* [TASK DIRECTIONS]: Transcribe all records exactly.

[Data entries for graphics]
........
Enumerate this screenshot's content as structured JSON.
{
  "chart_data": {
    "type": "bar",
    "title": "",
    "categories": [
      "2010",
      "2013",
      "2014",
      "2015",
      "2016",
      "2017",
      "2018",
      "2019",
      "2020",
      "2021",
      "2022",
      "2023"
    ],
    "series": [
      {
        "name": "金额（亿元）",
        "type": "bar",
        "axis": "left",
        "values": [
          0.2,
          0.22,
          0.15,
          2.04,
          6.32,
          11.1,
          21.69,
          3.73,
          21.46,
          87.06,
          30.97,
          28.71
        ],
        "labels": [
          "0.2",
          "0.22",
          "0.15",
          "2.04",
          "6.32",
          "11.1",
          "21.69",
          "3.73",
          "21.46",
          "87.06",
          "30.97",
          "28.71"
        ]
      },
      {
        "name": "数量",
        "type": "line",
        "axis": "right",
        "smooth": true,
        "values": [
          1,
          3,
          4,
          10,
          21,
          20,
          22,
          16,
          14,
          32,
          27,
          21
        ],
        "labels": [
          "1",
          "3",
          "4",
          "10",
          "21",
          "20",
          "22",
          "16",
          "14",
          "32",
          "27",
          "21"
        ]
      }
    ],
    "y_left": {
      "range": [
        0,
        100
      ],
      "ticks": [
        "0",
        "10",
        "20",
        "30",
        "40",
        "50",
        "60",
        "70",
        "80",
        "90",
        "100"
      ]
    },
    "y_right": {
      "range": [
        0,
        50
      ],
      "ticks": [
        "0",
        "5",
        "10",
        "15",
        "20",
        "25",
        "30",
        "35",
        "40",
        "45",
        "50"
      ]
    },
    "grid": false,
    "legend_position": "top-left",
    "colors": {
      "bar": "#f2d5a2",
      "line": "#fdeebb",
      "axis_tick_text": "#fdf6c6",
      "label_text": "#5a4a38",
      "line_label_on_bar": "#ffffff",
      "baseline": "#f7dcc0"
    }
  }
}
........
* [WRITTEN ANSWER]:
Enumerate this screenshot's content as structured JSON.
{
  "chart_data": {
    "type": "bar",
    "title": "",
    "categories": [
      "2010",
      "2013",
      "2014",
      "2015",
      "2016",
      "2017",
      "2018",
      "2019",
      "2020",
      "2021",
      "2022",
      "2023"
    ],
    "series": [
      {
        "name": "金额（亿元）",
        "type": "bar",
        "axis": "left",
        "values": [
          0.2,
          0.22,
          0.15,
          2.04,
          6.32,
          11.1,
          21.69,
          3.73,
          21.46,
          87.06,
          30.97,
          28.71
        ],
        "labels": [
          "0.2",
          "0.22",
          "0.15",
          "2.04",
          "6.32",
          "11.1",
          "21.69",
          "3.73",
          "21.46",
          "87.06",
          "30.97",
          "28.71"
        ]
      },
      {
        "name": "数量",
        "type": "line",
        "axis": "right",
        "smooth": true,
        "values": [
          1,
          3,
          4,
          10,
          21,
          20,
          22,
          16,
          14,
          32,
          27,
          21
        ],
        "labels": [
          "1",
          "3",
          "4",
          "10",
          "21",
          "20",
          "22",
          "16",
          "14",
          "32",
          "27",
          "21"
        ]
      }
    ],
    "y_left": {
      "range": [
        0,
        100
      ],
      "ticks": [
        "0",
        "10",
        "20",
        "30",
        "40",
        "50",
        "60",
        "70",
        "80",
        "90",
        "100"
      ]
    },
    "y_right": {
      "range": [
        0,
        50
      ],
      "ticks": [
        "0",
        "5",
        "10",
        "15",
        "20",
        "25",
        "30",
        "35",
        "40",
        "45",
        "50"
      ]
    },
    "grid": false,
    "legend_position": "top-left",
    "colors": {
      "bar": "#f2d5a2",
      "line": "#fdeebb",
      "axis_tick_text": "#fdf6c6",
      "label_text": "#5a4a38",
      "line_label_on_bar": "#ffffff",
      "baseline": "#f7dcc0"
    }
  }
}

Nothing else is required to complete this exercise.